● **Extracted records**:

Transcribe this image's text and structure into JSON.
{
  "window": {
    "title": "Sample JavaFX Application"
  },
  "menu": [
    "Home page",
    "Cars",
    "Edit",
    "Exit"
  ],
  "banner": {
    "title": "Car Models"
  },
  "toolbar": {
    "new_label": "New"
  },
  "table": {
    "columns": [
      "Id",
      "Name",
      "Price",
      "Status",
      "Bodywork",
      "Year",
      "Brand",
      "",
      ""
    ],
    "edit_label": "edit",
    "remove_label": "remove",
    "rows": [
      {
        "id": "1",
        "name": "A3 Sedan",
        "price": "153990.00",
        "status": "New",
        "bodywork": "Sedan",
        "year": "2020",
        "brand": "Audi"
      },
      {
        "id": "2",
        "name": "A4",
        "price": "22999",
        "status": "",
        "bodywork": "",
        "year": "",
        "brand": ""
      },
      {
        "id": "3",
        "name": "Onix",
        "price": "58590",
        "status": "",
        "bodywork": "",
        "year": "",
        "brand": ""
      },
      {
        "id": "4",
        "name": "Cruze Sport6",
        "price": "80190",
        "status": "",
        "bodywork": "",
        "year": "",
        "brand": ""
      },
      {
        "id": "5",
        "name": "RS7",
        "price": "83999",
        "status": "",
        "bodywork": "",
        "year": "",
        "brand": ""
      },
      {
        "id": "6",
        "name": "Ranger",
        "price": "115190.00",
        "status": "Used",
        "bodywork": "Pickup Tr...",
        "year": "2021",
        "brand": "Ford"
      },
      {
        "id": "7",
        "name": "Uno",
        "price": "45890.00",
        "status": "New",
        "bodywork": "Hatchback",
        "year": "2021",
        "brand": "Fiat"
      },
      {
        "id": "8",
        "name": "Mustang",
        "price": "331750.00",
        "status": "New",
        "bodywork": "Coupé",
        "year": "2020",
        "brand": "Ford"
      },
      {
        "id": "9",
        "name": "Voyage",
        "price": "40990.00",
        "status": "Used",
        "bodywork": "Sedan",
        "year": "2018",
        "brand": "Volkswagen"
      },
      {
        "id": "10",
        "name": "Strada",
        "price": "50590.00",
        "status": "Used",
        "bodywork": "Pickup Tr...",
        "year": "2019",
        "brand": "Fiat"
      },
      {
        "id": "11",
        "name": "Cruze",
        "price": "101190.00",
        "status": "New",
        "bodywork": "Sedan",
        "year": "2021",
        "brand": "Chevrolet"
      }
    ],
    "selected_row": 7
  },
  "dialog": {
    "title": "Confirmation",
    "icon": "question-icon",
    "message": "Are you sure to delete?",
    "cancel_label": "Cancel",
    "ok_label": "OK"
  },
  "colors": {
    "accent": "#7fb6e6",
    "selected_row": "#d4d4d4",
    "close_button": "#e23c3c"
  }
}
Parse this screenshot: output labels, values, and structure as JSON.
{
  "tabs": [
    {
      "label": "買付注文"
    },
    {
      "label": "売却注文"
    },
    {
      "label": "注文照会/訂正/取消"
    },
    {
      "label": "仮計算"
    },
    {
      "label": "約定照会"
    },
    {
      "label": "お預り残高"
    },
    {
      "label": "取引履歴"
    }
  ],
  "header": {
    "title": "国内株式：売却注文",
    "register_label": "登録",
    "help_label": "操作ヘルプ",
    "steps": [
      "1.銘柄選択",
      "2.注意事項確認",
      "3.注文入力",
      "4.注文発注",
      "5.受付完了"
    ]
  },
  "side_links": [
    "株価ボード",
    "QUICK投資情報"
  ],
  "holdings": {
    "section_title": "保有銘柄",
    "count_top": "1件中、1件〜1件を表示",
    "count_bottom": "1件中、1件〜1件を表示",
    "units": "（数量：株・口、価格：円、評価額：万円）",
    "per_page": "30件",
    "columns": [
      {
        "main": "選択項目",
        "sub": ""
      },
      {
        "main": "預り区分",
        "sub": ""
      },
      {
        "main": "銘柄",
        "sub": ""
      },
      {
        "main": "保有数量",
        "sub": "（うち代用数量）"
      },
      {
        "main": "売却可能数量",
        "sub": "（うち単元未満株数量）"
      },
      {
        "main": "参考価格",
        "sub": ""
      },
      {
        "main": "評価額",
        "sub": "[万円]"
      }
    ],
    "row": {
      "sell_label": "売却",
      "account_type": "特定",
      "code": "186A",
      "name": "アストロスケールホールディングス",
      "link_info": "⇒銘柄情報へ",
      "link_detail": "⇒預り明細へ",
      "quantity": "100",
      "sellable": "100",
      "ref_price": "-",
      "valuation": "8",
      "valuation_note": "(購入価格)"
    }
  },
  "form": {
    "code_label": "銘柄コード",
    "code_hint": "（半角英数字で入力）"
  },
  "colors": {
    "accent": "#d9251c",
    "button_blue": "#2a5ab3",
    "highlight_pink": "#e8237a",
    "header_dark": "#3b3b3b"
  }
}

● **GIVEN REQUEST**: Every entry needs to be retyped exactly.

● **SOLVED EXERCISE**:
Transcribe this image's text and structure into JSON.
{
  "window": {
    "title": "Sample JavaFX Application"
  },
  "menu": [
    "Home page",
    "Cars",
    "Edit",
    "Exit"
  ],
  "banner": {
    "title": "Car Models"
  },
  "toolbar": {
    "new_label": "New"
  },
  "table": {
    "columns": [
      "Id",
      "Name",
      "Price",
      "Status",
      "Bodywork",
      "Year",
      "Brand",
      "",
      ""
    ],
    "edit_label": "edit",
    "remove_label": "remove",
    "rows": [
      {
        "id": "1",
        "name": "A3 Sedan",
        "price": "153990.00",
        "status": "New",
        "bodywork": "Sedan",
        "year": "2020",
        "brand": "Audi"
      },
      {
        "id": "2",
        "name": "A4",
        "price": "22999",
        "status": "",
        "bodywork": "",
        "year": "",
        "brand": ""
      },
      {
        "id": "3",
        "name": "Onix",
        "price": "58590",
        "status": "",
        "bodywork": "",
        "year": "",
        "brand": ""
      },
      {
        "id": "4",
        "name": "Cruze Sport6",
        "price": "80190",
        "status": "",
        "bodywork": "",
        "year": "",
        "brand": ""
      },
      {
        "id": "5",
        "name": "RS7",
        "price": "83999",
        "status": "",
        "bodywork": "",
        "year": "",
        "brand": ""
      },
      {
        "id": "6",
        "name": "Ranger",
        "price": "115190.00",
        "status": "Used",
        "bodywork": "Pickup Tr...",
        "year": "2021",
        "brand": "Ford"
      },
      {
        "id": "7",
        "name": "Uno",
        "price": "45890.00",
        "status": "New",
        "bodywork": "Hatchback",
        "year": "2021",
        "brand": "Fiat"
      },
      {
        "id": "8",
        "name": "Mustang",
        "price": "331750.00",
        "status": "New",
        "bodywork": "Coupé",
        "year": "2020",
        "brand": "Ford"
      },
      {
        "id": "9",
        "name": "Voyage",
        "price": "40990.00",
        "status": "Used",
        "bodywork": "Sedan",
        "year": "2018",
        "brand": "Volkswagen"
      },
      {
        "id": "10",
        "name": "Strada",
        "price": "50590.00",
        "status": "Used",
        "bodywork": "Pickup Tr...",
        "year": "2019",
        "brand": "Fiat"
      },
      {
        "id": "11",
        "name": "Cruze",
        "price": "101190.00",
        "status": "New",
        "bodywork": "Sedan",
        "year": "2021",
        "brand": "Chevrolet"
      }
    ],
    "selected_row": 7
  },
  "dialog": {
    "title": "Confirmation",
    "icon": "question-icon",
    "message": "Are you sure to delete?",
    "cancel_label": "Cancel",
    "ok_label": "OK"
  },
  "colors": {
    "accent": "#7fb6e6",
    "selected_row": "#d4d4d4",
    "close_button": "#e23c3c"
  }
}
Parse this screenshot: output labels, values, and structure as JSON.
{
  "tabs": [
    {
      "label": "買付注文"
    },
    {
      "label": "売却注文"
    },
    {
      "label": "注文照会/訂正/取消"
    },
    {
      "label": "仮計算"
    },
    {
      "label": "約定照会"
    },
    {
      "label": "お預り残高"
    },
    {
      "label": "取引履歴"
    }
  ],
  "header": {
    "title": "国内株式：売却注文",
    "register_label": "登録",
    "help_label": "操作ヘルプ",
    "steps": [
      "1.銘柄選択",
      "2.注意事項確認",
      "3.注文入力",
      "4.注文発注",
      "5.受付完了"
    ]
  },
  "side_links": [
    "株価ボード",
    "QUICK投資情報"
  ],
  "holdings": {
    "section_title": "保有銘柄",
    "count_top": "1件中、1件〜1件を表示",
    "count_bottom": "1件中、1件〜1件を表示",
    "units": "（数量：株・口、価格：円、評価額：万円）",
    "per_page": "30件",
    "columns": [
      {
        "main": "選択項目",
        "sub": ""
      },
      {
        "main": "預り区分",
        "sub": ""
      },
      {
        "main": "銘柄",
        "sub": ""
      },
      {
        "main": "保有数量",
        "sub": "（うち代用数量）"
      },
      {
        "main": "売却可能数量",
        "sub": "（うち単元未満株数量）"
      },
      {
        "main": "参考価格",
        "sub": ""
      },
      {
        "main": "評価額",
        "sub": "[万円]"
      }
    ],
    "row": {
      "sell_label": "売却",
      "account_type": "特定",
      "code": "186A",
      "name": "アストロスケールホールディングス",
      "link_info": "⇒銘柄情報へ",
      "link_detail": "⇒預り明細へ",
      "quantity": "100",
      "sellable": "100",
      "ref_price": "-",
      "valuation": "8",
      "valuation_note": "(購入価格)"
    }
  },
  "form": {
    "code_label": "銘柄コード",
    "code_hint": "（半角英数字で入力）"
  },
  "colors": {
    "accent": "#d9251c",
    "button_blue": "#2a5ab3",
    "highlight_pink": "#e8237a",
    "header_dark": "#3b3b3b"
  }
}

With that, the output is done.